▶ [Tasks to perform]:
1. In the Yorkville real estate text, who is president of JD Carlisle?
2. Continue the Yorkville real estate text from its last sentence.

▶ [Excerpted text]:
════
Why here, why now? Because, as apartment-shoppers know, inventory is super-scarce, and the last faintly affordable pieces of Manhattan—Kips Bay, the West Thirties, Washington Heights—are catching up with the rest of the market. As a result, prices are rising fast here too, says Jules Demchick, president of JD Carlisle, the developer of the Cielo and the downtown celebrity magnet Morton Square: “The tides are coming in.” That worries Walter Greene IV, a music marketing executive who lives in Yorkville with his wife, Karen. “The market’s crazy, and it’s not like Yorkville’s immune,” he says.

Not that it’s such a stretch to think Yorkville would get pricey. Though it boasts a low-key, almost suburban vibe, it’s home to Gracie Mansion and private schools like Brearley; East End Avenue is a main corridor. “I welcome them,” says Kristin Mannoni, a local mom who hopes the upscale buildings will bring better retail choices to Yorkville, especially to the blocks hugging the East River. “It’s either dry cleaners or nail salons now.”
════
▶ [Entries provided]:
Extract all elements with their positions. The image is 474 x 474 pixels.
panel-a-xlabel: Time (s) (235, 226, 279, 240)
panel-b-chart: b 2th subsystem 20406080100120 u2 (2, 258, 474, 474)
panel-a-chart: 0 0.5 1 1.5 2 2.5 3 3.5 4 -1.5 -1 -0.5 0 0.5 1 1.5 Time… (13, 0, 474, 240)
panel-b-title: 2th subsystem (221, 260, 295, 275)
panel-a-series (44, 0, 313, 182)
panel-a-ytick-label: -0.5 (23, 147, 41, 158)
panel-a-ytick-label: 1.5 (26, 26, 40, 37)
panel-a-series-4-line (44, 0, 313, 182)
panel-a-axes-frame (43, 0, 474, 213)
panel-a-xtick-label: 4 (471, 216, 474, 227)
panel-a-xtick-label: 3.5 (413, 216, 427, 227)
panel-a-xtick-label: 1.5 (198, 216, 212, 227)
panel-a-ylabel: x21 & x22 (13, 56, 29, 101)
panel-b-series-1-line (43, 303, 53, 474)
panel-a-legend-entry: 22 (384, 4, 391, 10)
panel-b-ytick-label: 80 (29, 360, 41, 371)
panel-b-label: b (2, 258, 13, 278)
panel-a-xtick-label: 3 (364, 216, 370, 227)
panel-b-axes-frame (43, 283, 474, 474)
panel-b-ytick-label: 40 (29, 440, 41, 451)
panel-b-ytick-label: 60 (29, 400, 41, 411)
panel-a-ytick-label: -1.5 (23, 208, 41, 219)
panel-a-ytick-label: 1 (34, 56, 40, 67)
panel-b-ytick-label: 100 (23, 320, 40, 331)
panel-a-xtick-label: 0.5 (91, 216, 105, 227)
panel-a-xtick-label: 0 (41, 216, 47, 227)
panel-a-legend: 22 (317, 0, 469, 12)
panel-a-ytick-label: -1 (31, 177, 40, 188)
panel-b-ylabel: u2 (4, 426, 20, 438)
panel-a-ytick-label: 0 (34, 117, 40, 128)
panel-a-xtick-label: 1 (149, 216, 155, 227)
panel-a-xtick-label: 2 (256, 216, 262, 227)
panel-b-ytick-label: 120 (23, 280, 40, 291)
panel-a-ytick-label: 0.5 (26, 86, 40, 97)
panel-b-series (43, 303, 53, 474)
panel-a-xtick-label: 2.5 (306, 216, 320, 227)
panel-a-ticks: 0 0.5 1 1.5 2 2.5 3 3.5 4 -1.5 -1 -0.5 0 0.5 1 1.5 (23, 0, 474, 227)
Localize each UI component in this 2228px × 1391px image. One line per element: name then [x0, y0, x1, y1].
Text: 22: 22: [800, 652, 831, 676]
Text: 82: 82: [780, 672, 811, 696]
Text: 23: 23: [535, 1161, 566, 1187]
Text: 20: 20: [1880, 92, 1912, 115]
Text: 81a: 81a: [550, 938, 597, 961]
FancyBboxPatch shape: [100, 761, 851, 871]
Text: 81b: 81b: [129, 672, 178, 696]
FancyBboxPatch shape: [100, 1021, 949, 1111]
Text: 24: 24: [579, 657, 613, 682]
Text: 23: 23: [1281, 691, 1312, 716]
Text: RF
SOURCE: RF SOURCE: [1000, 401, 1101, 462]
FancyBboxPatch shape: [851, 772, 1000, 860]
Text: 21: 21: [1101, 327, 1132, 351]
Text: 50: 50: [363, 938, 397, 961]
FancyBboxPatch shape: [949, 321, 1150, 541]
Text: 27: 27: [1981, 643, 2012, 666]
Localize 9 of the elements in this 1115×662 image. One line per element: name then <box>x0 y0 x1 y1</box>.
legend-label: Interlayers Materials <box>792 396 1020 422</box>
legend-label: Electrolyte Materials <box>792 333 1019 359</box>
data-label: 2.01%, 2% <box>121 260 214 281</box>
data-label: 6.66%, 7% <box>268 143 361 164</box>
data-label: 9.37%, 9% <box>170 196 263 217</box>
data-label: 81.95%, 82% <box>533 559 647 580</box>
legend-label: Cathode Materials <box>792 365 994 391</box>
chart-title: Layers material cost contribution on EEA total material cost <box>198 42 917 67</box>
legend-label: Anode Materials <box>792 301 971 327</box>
════
▶ [Set of answers]:
1. Jules Demchick

2.
Movers
Costas, Doing Business
Costas Kondylis is not a man known for subtlety. The Greek-American architect is the aesthetic force behind most of Donald Trump’s New York buildings, the successful Morton Square condominium development, and pretty much any hulking apartment tower in Manhattan that has a lot of gold trim attached to it. But when it comes to his own Hamptons property, his taste is considerably more restrained—and it’s paying off. Kondylis has just put his nineteenth-century Southampton house on the market for $2.4 million. He’d renovated the house, on North Main Street, after buying it eighteen years ago, and the result is quite tasteful, reflecting the austerely weathered beauty of the area’s Shingle Style farmhouses. (It’s also surrounded by several acres of farmland, preserving its uninterrupted views.) Kondylis isn’t going to be moving far, however—he and his interior-designer daughter, Alexia Kondylis, and her colleague Brian Callahan are refurbishing a twenties potato barn down the street into another summer home for the family.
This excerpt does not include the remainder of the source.